### Directions for this task:
Pictures do not belong in the copy; transcribe everything else in the records exactly.

(Data items)

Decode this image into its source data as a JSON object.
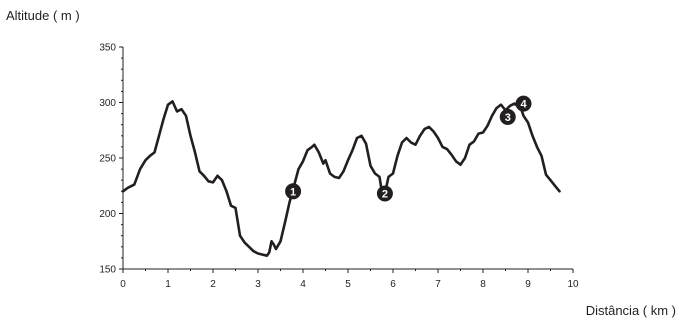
{
  "chart_data": {
    "type": "line",
    "title": "",
    "ylabel": "Altitude ( m )",
    "xlabel": "Distância ( km )",
    "xlim": [
      0,
      10
    ],
    "ylim": [
      150,
      350
    ],
    "x_ticks": [
      0,
      1,
      2,
      3,
      4,
      5,
      6,
      7,
      8,
      9,
      10
    ],
    "y_ticks": [
      150,
      200,
      250,
      300,
      350
    ],
    "grid": false,
    "series": [
      {
        "points": [
          [
            0.0,
            220
          ],
          [
            0.1,
            223
          ],
          [
            0.25,
            226
          ],
          [
            0.38,
            240
          ],
          [
            0.5,
            248
          ],
          [
            0.6,
            252
          ],
          [
            0.7,
            255
          ],
          [
            0.8,
            270
          ],
          [
            0.9,
            285
          ],
          [
            1.0,
            298
          ],
          [
            1.1,
            301
          ],
          [
            1.2,
            292
          ],
          [
            1.3,
            294
          ],
          [
            1.4,
            288
          ],
          [
            1.5,
            270
          ],
          [
            1.6,
            255
          ],
          [
            1.7,
            238
          ],
          [
            1.8,
            234
          ],
          [
            1.9,
            229
          ],
          [
            2.0,
            228
          ],
          [
            2.1,
            234
          ],
          [
            2.2,
            230
          ],
          [
            2.3,
            220
          ],
          [
            2.4,
            207
          ],
          [
            2.5,
            205
          ],
          [
            2.6,
            180
          ],
          [
            2.7,
            174
          ],
          [
            2.8,
            170
          ],
          [
            2.9,
            166
          ],
          [
            3.0,
            164
          ],
          [
            3.1,
            163
          ],
          [
            3.2,
            162
          ],
          [
            3.25,
            165
          ],
          [
            3.3,
            175
          ],
          [
            3.35,
            172
          ],
          [
            3.4,
            168
          ],
          [
            3.5,
            175
          ],
          [
            3.6,
            192
          ],
          [
            3.7,
            210
          ],
          [
            3.8,
            225
          ],
          [
            3.9,
            240
          ],
          [
            4.0,
            247
          ],
          [
            4.1,
            257
          ],
          [
            4.2,
            260
          ],
          [
            4.25,
            262
          ],
          [
            4.35,
            255
          ],
          [
            4.45,
            245
          ],
          [
            4.5,
            248
          ],
          [
            4.6,
            236
          ],
          [
            4.7,
            233
          ],
          [
            4.8,
            232
          ],
          [
            4.9,
            238
          ],
          [
            5.0,
            248
          ],
          [
            5.1,
            257
          ],
          [
            5.2,
            268
          ],
          [
            5.3,
            270
          ],
          [
            5.4,
            263
          ],
          [
            5.5,
            243
          ],
          [
            5.6,
            236
          ],
          [
            5.7,
            233
          ],
          [
            5.75,
            220
          ],
          [
            5.82,
            218
          ],
          [
            5.9,
            233
          ],
          [
            6.0,
            236
          ],
          [
            6.1,
            252
          ],
          [
            6.2,
            264
          ],
          [
            6.3,
            268
          ],
          [
            6.4,
            264
          ],
          [
            6.5,
            262
          ],
          [
            6.6,
            270
          ],
          [
            6.7,
            276
          ],
          [
            6.8,
            278
          ],
          [
            6.9,
            274
          ],
          [
            7.0,
            268
          ],
          [
            7.1,
            260
          ],
          [
            7.2,
            258
          ],
          [
            7.3,
            253
          ],
          [
            7.4,
            247
          ],
          [
            7.5,
            244
          ],
          [
            7.6,
            250
          ],
          [
            7.7,
            262
          ],
          [
            7.8,
            265
          ],
          [
            7.9,
            272
          ],
          [
            8.0,
            273
          ],
          [
            8.1,
            279
          ],
          [
            8.2,
            288
          ],
          [
            8.3,
            295
          ],
          [
            8.4,
            298
          ],
          [
            8.5,
            293
          ],
          [
            8.6,
            297
          ],
          [
            8.7,
            299
          ],
          [
            8.8,
            296
          ],
          [
            8.85,
            294
          ],
          [
            8.9,
            288
          ],
          [
            9.0,
            282
          ],
          [
            9.1,
            270
          ],
          [
            9.2,
            260
          ],
          [
            9.3,
            252
          ],
          [
            9.4,
            235
          ],
          [
            9.5,
            230
          ],
          [
            9.6,
            225
          ],
          [
            9.7,
            220
          ]
        ]
      }
    ],
    "markers": [
      {
        "label": "1",
        "x": 3.78,
        "y": 220
      },
      {
        "label": "2",
        "x": 5.82,
        "y": 218
      },
      {
        "label": "3",
        "x": 8.55,
        "y": 287
      },
      {
        "label": "4",
        "x": 8.9,
        "y": 299
      }
    ]
  }
}
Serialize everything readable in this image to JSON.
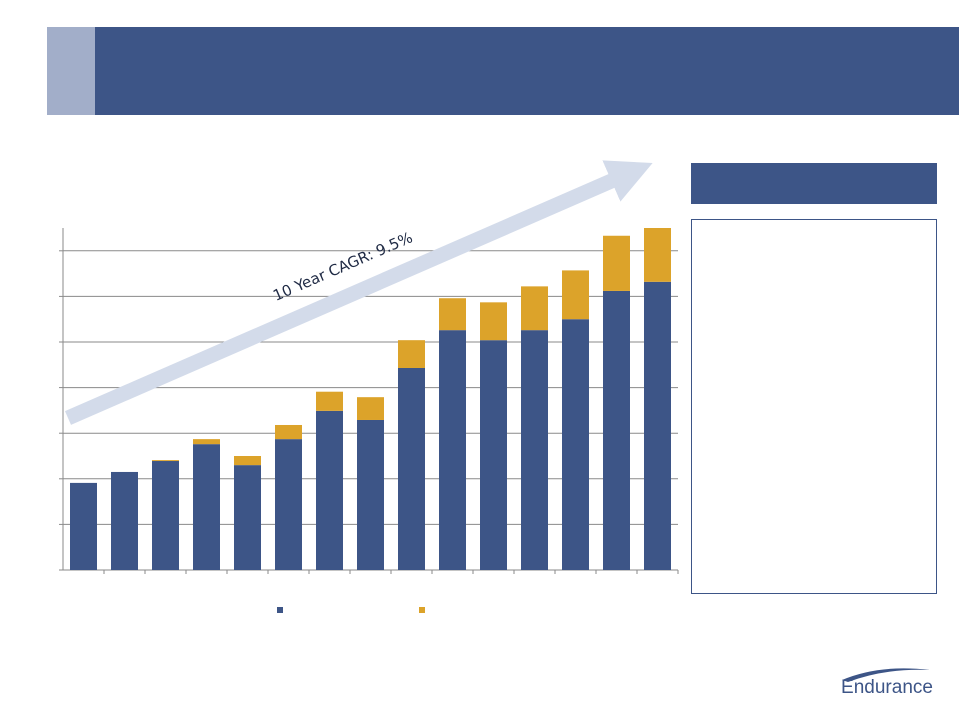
{
  "annotation": "10 Year CAGR: 9.5%",
  "logo_text": "Endurance",
  "chart_data": {
    "type": "stacked_bar",
    "categories": [
      null,
      null,
      null,
      null,
      null,
      null,
      null,
      null,
      null,
      null,
      null,
      null,
      null,
      null,
      null
    ],
    "series": [
      {
        "color": "#3d5587",
        "values": [
          1.91,
          2.15,
          2.39,
          2.76,
          2.3,
          2.87,
          3.49,
          3.29,
          4.43,
          5.26,
          5.04,
          5.26,
          5.5,
          6.12,
          6.32
        ]
      },
      {
        "color": "#dca32a",
        "values": [
          0,
          0,
          0.02,
          0.11,
          0.2,
          0.31,
          0.42,
          0.5,
          0.61,
          0.7,
          0.83,
          0.96,
          1.07,
          1.21,
          1.18
        ]
      }
    ],
    "ylim": [
      0,
      7.5
    ],
    "yticks": [
      0,
      1,
      2,
      3,
      4,
      5,
      6,
      7
    ],
    "grid": true
  }
}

### Exercise response:
Decode this image into its source data as a JSON object.
{
  "chart_data": {
    "type": "line",
    "title": "",
    "ylabel": "Altitude ( m )",
    "xlabel": "Distância ( km )",
    "xlim": [
      0,
      10
    ],
    "ylim": [
      150,
      350
    ],
    "x_ticks": [
      0,
      1,
      2,
      3,
      4,
      5,
      6,
      7,
      8,
      9,
      10
    ],
    "y_ticks": [
      150,
      200,
      250,
      300,
      350
    ],
    "grid": false,
    "series": [
      {
        "points": [
          [
            0.0,
            220
          ],
          [
            0.1,
            223
          ],
          [
            0.25,
            226
          ],
          [
            0.38,
            240
          ],
          [
            0.5,
            248
          ],
          [
            0.6,
            252
          ],
          [
            0.7,
            255
          ],
          [
            0.8,
            270
          ],
          [
            0.9,
            285
          ],
          [
            1.0,
            298
          ],
          [
            1.1,
            301
          ],
          [
            1.2,
            292
          ],
          [
            1.3,
            294
          ],
          [
            1.4,
            288
          ],
          [
            1.5,
            270
          ],
          [
            1.6,
            255
          ],
          [
            1.7,
            238
          ],
          [
            1.8,
            234
          ],
          [
            1.9,
            229
          ],
          [
            2.0,
            228
          ],
          [
            2.1,
            234
          ],
          [
            2.2,
            230
          ],
          [
            2.3,
            220
          ],
          [
            2.4,
            207
          ],
          [
            2.5,
            205
          ],
          [
            2.6,
            180
          ],
          [
            2.7,
            174
          ],
          [
            2.8,
            170
          ],
          [
            2.9,
            166
          ],
          [
            3.0,
            164
          ],
          [
            3.1,
            163
          ],
          [
            3.2,
            162
          ],
          [
            3.25,
            165
          ],
          [
            3.3,
            175
          ],
          [
            3.35,
            172
          ],
          [
            3.4,
            168
          ],
          [
            3.5,
            175
          ],
          [
            3.6,
            192
          ],
          [
            3.7,
            210
          ],
          [
            3.8,
            225
          ],
          [
            3.9,
            240
          ],
          [
            4.0,
            247
          ],
          [
            4.1,
            257
          ],
          [
            4.2,
            260
          ],
          [
            4.25,
            262
          ],
          [
            4.35,
            255
          ],
          [
            4.45,
            245
          ],
          [
            4.5,
            248
          ],
          [
            4.6,
            236
          ],
          [
            4.7,
            233
          ],
          [
            4.8,
            232
          ],
          [
            4.9,
            238
          ],
          [
            5.0,
            248
          ],
          [
            5.1,
            257
          ],
          [
            5.2,
            268
          ],
          [
            5.3,
            270
          ],
          [
            5.4,
            263
          ],
          [
            5.5,
            243
          ],
          [
            5.6,
            236
          ],
          [
            5.7,
            233
          ],
          [
            5.75,
            220
          ],
          [
            5.82,
            218
          ],
          [
            5.9,
            233
          ],
          [
            6.0,
            236
          ],
          [
            6.1,
            252
          ],
          [
            6.2,
            264
          ],
          [
            6.3,
            268
          ],
          [
            6.4,
            264
          ],
          [
            6.5,
            262
          ],
          [
            6.6,
            270
          ],
          [
            6.7,
            276
          ],
          [
            6.8,
            278
          ],
          [
            6.9,
            274
          ],
          [
            7.0,
            268
          ],
          [
            7.1,
            260
          ],
          [
            7.2,
            258
          ],
          [
            7.3,
            253
          ],
          [
            7.4,
            247
          ],
          [
            7.5,
            244
          ],
          [
            7.6,
            250
          ],
          [
            7.7,
            262
          ],
          [
            7.8,
            265
          ],
          [
            7.9,
            272
          ],
          [
            8.0,
            273
          ],
          [
            8.1,
            279
          ],
          [
            8.2,
            288
          ],
          [
            8.3,
            295
          ],
          [
            8.4,
            298
          ],
          [
            8.5,
            293
          ],
          [
            8.6,
            297
          ],
          [
            8.7,
            299
          ],
          [
            8.8,
            296
          ],
          [
            8.85,
            294
          ],
          [
            8.9,
            288
          ],
          [
            9.0,
            282
          ],
          [
            9.1,
            270
          ],
          [
            9.2,
            260
          ],
          [
            9.3,
            252
          ],
          [
            9.4,
            235
          ],
          [
            9.5,
            230
          ],
          [
            9.6,
            225
          ],
          [
            9.7,
            220
          ]
        ]
      }
    ],
    "markers": [
      {
        "label": "1",
        "x": 3.78,
        "y": 220
      },
      {
        "label": "2",
        "x": 5.82,
        "y": 218
      },
      {
        "label": "3",
        "x": 8.55,
        "y": 287
      },
      {
        "label": "4",
        "x": 8.9,
        "y": 299
      }
    ]
  }
}
Serialize everything readable in this image to JSON.
{
  "annotation": "10 Year CAGR: 9.5%",
  "logo_text": "Endurance",
  "chart_data": {
    "type": "stacked_bar",
    "categories": [
      null,
      null,
      null,
      null,
      null,
      null,
      null,
      null,
      null,
      null,
      null,
      null,
      null,
      null,
      null
    ],
    "series": [
      {
        "color": "#3d5587",
        "values": [
          1.91,
          2.15,
          2.39,
          2.76,
          2.3,
          2.87,
          3.49,
          3.29,
          4.43,
          5.26,
          5.04,
          5.26,
          5.5,
          6.12,
          6.32
        ]
      },
      {
        "color": "#dca32a",
        "values": [
          0,
          0,
          0.02,
          0.11,
          0.2,
          0.31,
          0.42,
          0.5,
          0.61,
          0.7,
          0.83,
          0.96,
          1.07,
          1.21,
          1.18
        ]
      }
    ],
    "ylim": [
      0,
      7.5
    ],
    "yticks": [
      0,
      1,
      2,
      3,
      4,
      5,
      6,
      7
    ],
    "grid": true
  }
}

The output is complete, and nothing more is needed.